→ **Objective**
Write out every single entry exactly.

---------- Dataset ----------

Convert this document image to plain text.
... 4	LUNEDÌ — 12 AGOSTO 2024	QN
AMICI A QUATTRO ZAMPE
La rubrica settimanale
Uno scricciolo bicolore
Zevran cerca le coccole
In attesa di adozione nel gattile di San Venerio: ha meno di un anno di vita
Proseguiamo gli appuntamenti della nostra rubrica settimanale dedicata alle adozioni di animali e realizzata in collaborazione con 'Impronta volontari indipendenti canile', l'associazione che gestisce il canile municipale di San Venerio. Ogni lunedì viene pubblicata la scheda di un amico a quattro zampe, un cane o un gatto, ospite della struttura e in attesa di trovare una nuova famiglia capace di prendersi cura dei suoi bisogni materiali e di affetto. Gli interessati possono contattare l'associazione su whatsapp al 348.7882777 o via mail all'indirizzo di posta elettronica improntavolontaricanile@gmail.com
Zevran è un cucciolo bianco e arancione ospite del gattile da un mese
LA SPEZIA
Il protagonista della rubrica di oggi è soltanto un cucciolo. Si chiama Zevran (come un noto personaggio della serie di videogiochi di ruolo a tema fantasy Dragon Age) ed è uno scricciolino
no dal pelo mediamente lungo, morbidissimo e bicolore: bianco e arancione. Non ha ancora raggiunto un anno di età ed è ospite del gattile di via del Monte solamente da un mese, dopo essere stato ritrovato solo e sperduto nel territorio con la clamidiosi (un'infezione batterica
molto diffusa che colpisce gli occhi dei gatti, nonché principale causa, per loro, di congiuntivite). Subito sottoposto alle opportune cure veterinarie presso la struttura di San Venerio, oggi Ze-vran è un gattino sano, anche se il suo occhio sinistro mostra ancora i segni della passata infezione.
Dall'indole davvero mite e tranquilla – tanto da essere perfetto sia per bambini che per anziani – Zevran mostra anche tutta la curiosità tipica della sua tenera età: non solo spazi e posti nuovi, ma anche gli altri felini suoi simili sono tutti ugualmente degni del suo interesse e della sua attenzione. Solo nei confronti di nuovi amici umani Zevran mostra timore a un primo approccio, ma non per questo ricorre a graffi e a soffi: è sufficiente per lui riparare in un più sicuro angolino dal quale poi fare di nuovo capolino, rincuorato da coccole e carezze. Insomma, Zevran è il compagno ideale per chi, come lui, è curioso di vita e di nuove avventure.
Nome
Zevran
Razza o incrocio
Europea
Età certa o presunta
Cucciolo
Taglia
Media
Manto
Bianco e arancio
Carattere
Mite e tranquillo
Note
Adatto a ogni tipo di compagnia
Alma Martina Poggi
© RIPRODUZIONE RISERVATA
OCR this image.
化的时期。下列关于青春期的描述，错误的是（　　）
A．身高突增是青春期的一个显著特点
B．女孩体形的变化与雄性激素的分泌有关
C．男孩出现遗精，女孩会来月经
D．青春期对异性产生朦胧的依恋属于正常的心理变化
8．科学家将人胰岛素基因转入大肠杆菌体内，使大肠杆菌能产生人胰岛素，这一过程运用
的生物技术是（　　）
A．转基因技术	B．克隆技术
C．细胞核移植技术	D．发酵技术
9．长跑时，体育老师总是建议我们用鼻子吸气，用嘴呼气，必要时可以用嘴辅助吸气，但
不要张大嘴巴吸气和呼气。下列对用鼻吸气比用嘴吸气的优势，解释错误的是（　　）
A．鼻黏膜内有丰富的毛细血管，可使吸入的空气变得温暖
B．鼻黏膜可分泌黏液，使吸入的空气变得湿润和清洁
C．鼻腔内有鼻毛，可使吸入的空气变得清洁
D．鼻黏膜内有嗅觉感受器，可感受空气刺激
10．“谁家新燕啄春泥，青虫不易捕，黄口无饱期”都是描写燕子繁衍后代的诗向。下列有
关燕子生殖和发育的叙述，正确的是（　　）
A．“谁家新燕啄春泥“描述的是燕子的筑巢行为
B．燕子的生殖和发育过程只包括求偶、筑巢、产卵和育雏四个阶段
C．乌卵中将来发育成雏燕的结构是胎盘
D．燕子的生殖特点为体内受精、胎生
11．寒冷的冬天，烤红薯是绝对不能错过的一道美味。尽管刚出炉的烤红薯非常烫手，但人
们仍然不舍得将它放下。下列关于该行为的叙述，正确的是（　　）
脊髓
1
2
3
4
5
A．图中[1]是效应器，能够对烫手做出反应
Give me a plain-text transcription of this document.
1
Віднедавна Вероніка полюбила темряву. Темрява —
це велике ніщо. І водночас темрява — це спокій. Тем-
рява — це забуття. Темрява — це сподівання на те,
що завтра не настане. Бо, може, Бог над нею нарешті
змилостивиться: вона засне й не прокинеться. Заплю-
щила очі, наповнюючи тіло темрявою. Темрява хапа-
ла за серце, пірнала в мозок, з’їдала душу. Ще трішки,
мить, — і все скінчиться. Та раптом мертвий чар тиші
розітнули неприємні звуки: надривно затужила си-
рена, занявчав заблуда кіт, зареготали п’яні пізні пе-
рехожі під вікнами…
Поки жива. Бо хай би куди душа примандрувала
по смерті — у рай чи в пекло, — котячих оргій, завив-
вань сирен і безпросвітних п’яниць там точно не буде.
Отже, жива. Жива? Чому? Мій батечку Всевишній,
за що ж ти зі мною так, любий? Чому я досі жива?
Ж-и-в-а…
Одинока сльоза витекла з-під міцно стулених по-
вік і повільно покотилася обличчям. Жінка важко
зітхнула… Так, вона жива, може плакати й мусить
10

----------

→ **Completed exercise**
Convert this document image to plain text.
... 4	LUNEDÌ — 12 AGOSTO 2024	QN
AMICI A QUATTRO ZAMPE
La rubrica settimanale
Uno scricciolo bicolore
Zevran cerca le coccole
In attesa di adozione nel gattile di San Venerio: ha meno di un anno di vita
Proseguiamo gli appuntamenti della nostra rubrica settimanale dedicata alle adozioni di animali e realizzata in collaborazione con 'Impronta volontari indipendenti canile', l'associazione che gestisce il canile municipale di San Venerio. Ogni lunedì viene pubblicata la scheda di un amico a quattro zampe, un cane o un gatto, ospite della struttura e in attesa di trovare una nuova famiglia capace di prendersi cura dei suoi bisogni materiali e di affetto. Gli interessati possono contattare l'associazione su whatsapp al 348.7882777 o via mail all'indirizzo di posta elettronica improntavolontaricanile@gmail.com
Zevran è un cucciolo bianco e arancione ospite del gattile da un mese
LA SPEZIA
Il protagonista della rubrica di oggi è soltanto un cucciolo. Si chiama Zevran (come un noto personaggio della serie di videogiochi di ruolo a tema fantasy Dragon Age) ed è uno scricciolino
no dal pelo mediamente lungo, morbidissimo e bicolore: bianco e arancione. Non ha ancora raggiunto un anno di età ed è ospite del gattile di via del Monte solamente da un mese, dopo essere stato ritrovato solo e sperduto nel territorio con la clamidiosi (un'infezione batterica
molto diffusa che colpisce gli occhi dei gatti, nonché principale causa, per loro, di congiuntivite). Subito sottoposto alle opportune cure veterinarie presso la struttura di San Venerio, oggi Ze-vran è un gattino sano, anche se il suo occhio sinistro mostra ancora i segni della passata infezione.
Dall'indole davvero mite e tranquilla – tanto da essere perfetto sia per bambini che per anziani – Zevran mostra anche tutta la curiosità tipica della sua tenera età: non solo spazi e posti nuovi, ma anche gli altri felini suoi simili sono tutti ugualmente degni del suo interesse e della sua attenzione. Solo nei confronti di nuovi amici umani Zevran mostra timore a un primo approccio, ma non per questo ricorre a graffi e a soffi: è sufficiente per lui riparare in un più sicuro angolino dal quale poi fare di nuovo capolino, rincuorato da coccole e carezze. Insomma, Zevran è il compagno ideale per chi, come lui, è curioso di vita e di nuove avventure.
Nome
Zevran
Razza o incrocio
Europea
Età certa o presunta
Cucciolo
Taglia
Media
Manto
Bianco e arancio
Carattere
Mite e tranquillo
Note
Adatto a ogni tipo di compagnia
Alma Martina Poggi
© RIPRODUZIONE RISERVATA
OCR this image.
化的时期。下列关于青春期的描述，错误的是（　　）
A．身高突增是青春期的一个显著特点
B．女孩体形的变化与雄性激素的分泌有关
C．男孩出现遗精，女孩会来月经
D．青春期对异性产生朦胧的依恋属于正常的心理变化
8．科学家将人胰岛素基因转入大肠杆菌体内，使大肠杆菌能产生人胰岛素，这一过程运用
的生物技术是（　　）
A．转基因技术	B．克隆技术
C．细胞核移植技术	D．发酵技术
9．长跑时，体育老师总是建议我们用鼻子吸气，用嘴呼气，必要时可以用嘴辅助吸气，但
不要张大嘴巴吸气和呼气。下列对用鼻吸气比用嘴吸气的优势，解释错误的是（　　）
A．鼻黏膜内有丰富的毛细血管，可使吸入的空气变得温暖
B．鼻黏膜可分泌黏液，使吸入的空气变得湿润和清洁
C．鼻腔内有鼻毛，可使吸入的空气变得清洁
D．鼻黏膜内有嗅觉感受器，可感受空气刺激
10．“谁家新燕啄春泥，青虫不易捕，黄口无饱期”都是描写燕子繁衍后代的诗向。下列有
关燕子生殖和发育的叙述，正确的是（　　）
A．“谁家新燕啄春泥“描述的是燕子的筑巢行为
B．燕子的生殖和发育过程只包括求偶、筑巢、产卵和育雏四个阶段
C．乌卵中将来发育成雏燕的结构是胎盘
D．燕子的生殖特点为体内受精、胎生
11．寒冷的冬天，烤红薯是绝对不能错过的一道美味。尽管刚出炉的烤红薯非常烫手，但人
们仍然不舍得将它放下。下列关于该行为的叙述，正确的是（　　）
脊髓
1
2
3
4
5
A．图中[1]是效应器，能够对烫手做出反应
Give me a plain-text transcription of this document.
1
Віднедавна Вероніка полюбила темряву. Темрява —
це велике ніщо. І водночас темрява — це спокій. Тем-
рява — це забуття. Темрява — це сподівання на те,
що завтра не настане. Бо, може, Бог над нею нарешті
змилостивиться: вона засне й не прокинеться. Заплю-
щила очі, наповнюючи тіло темрявою. Темрява хапа-
ла за серце, пірнала в мозок, з’їдала душу. Ще трішки,
мить, — і все скінчиться. Та раптом мертвий чар тиші
розітнули неприємні звуки: надривно затужила си-
рена, занявчав заблуда кіт, зареготали п’яні пізні пе-
рехожі під вікнами…
Поки жива. Бо хай би куди душа примандрувала
по смерті — у рай чи в пекло, — котячих оргій, завив-
вань сирен і безпросвітних п’яниць там точно не буде.
Отже, жива. Жива? Чому? Мій батечку Всевишній,
за що ж ти зі мною так, любий? Чому я досі жива?
Ж-и-в-а…
Одинока сльоза витекла з-під міцно стулених по-
вік і повільно покотилася обличчям. Жінка важко
зітхнула… Так, вона жива, може плакати й мусить
10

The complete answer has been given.